What the task asks ::
Print the listing in its entirety and exactly, leaving out images.
── Record set
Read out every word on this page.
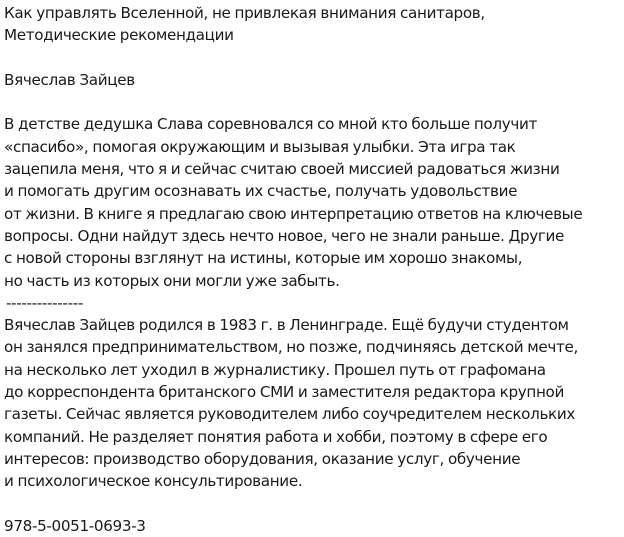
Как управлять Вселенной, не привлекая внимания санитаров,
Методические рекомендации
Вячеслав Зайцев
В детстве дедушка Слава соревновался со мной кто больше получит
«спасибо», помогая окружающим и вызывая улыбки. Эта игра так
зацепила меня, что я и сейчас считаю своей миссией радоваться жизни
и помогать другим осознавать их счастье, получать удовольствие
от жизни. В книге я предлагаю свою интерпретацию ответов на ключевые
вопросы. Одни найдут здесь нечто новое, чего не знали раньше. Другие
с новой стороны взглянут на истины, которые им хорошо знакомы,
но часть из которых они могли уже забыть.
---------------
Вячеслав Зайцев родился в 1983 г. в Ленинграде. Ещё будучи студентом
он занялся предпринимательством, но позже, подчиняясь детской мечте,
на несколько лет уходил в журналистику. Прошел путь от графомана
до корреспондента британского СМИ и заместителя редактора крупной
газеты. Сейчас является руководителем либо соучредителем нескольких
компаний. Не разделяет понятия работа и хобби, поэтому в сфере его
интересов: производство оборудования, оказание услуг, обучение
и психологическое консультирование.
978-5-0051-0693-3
────
In response ::
Read out every word on this page.
Как управлять Вселенной, не привлекая внимания санитаров,
Методические рекомендации
Вячеслав Зайцев
В детстве дедушка Слава соревновался со мной кто больше получит
«спасибо», помогая окружающим и вызывая улыбки. Эта игра так
зацепила меня, что я и сейчас считаю своей миссией радоваться жизни
и помогать другим осознавать их счастье, получать удовольствие
от жизни. В книге я предлагаю свою интерпретацию ответов на ключевые
вопросы. Одни найдут здесь нечто новое, чего не знали раньше. Другие
с новой стороны взглянут на истины, которые им хорошо знакомы,
но часть из которых они могли уже забыть.
---------------
Вячеслав Зайцев родился в 1983 г. в Ленинграде. Ещё будучи студентом
он занялся предпринимательством, но позже, подчиняясь детской мечте,
на несколько лет уходил в журналистику. Прошел путь от графомана
до корреспондента британского СМИ и заместителя редактора крупной
газеты. Сейчас является руководителем либо соучредителем нескольких
компаний. Не разделяет понятия работа и хобби, поэтому в сфере его
интересов: производство оборудования, оказание услуг, обучение
и психологическое консультирование.
978-5-0051-0693-3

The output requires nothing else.